[start of DATA PROVIDED]
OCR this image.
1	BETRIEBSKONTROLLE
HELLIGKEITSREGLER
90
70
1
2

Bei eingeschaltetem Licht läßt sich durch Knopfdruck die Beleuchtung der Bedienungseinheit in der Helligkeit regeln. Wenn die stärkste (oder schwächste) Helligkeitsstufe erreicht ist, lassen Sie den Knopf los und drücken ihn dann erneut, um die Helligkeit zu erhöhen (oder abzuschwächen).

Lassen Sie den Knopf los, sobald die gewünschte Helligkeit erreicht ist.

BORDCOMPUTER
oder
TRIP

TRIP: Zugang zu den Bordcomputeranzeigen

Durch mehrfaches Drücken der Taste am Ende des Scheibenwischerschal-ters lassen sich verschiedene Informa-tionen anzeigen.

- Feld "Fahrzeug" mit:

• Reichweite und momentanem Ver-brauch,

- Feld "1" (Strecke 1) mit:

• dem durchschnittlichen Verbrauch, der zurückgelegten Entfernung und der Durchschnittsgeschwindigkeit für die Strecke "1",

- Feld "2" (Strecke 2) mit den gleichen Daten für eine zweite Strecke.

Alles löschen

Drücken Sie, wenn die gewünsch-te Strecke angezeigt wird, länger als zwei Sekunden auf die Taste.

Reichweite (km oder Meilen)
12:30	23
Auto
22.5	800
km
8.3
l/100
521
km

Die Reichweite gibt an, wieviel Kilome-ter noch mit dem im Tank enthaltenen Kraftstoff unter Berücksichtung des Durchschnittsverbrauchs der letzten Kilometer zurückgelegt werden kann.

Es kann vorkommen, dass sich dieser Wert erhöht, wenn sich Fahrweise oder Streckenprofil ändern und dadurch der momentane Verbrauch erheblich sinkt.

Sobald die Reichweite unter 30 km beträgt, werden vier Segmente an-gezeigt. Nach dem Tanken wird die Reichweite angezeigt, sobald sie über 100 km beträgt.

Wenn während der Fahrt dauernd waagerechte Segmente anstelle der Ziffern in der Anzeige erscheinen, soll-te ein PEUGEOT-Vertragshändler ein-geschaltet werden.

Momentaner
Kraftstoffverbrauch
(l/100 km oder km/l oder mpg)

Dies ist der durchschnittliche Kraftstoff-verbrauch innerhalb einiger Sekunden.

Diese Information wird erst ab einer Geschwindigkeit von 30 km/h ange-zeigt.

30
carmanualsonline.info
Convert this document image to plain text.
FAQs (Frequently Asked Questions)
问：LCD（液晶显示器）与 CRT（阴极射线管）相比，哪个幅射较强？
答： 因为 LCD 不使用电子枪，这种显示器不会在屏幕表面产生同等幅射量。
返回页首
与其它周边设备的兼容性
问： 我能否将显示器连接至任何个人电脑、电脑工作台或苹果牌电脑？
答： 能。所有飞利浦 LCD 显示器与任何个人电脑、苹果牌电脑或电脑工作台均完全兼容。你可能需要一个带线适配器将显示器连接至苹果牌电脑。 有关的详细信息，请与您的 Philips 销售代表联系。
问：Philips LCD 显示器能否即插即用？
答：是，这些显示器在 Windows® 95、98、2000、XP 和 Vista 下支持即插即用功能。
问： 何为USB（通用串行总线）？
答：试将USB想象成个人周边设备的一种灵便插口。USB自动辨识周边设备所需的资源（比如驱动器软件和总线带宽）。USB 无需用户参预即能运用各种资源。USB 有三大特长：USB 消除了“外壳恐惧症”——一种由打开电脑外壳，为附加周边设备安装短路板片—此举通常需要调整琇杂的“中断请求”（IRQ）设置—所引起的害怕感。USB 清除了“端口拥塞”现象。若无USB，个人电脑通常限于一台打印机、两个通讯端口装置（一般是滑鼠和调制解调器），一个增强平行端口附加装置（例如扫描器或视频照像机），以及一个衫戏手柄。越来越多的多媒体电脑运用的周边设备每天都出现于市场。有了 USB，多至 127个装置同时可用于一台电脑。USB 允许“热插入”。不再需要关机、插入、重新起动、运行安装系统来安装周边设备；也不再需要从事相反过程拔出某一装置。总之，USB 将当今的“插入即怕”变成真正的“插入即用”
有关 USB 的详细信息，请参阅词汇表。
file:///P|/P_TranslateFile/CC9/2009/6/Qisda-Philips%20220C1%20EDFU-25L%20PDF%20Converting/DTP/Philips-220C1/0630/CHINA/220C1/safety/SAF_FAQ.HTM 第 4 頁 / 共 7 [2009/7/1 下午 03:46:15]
[end of DATA PROVIDED]
WHAT THE TASK REQUIRES -
Look through the data above. Each line containing the word "Philips" needs to be copied.

RESULT OF THIS EXERCISE -
答： 能。所有飞利浦 LCD 显示器与任何个人电脑、苹果牌电脑或电脑工作台均完全兼容。你可能需要一个带线适配器将显示器连接至苹果牌电脑。 有关的详细信息，请与您的 Philips 销售代表联系。
问：Philips LCD 显示器能否即插即用？
file:///P|/P_TranslateFile/CC9/2009/6/Qisda-Philips%20220C1%20EDFU-25L%20PDF%20Converting/DTP/Philips-220C1/0630/CHINA/220C1/safety/SAF_FAQ.HTM 第 4 頁 / 共 7 [2009/7/1 下午 03:46:15]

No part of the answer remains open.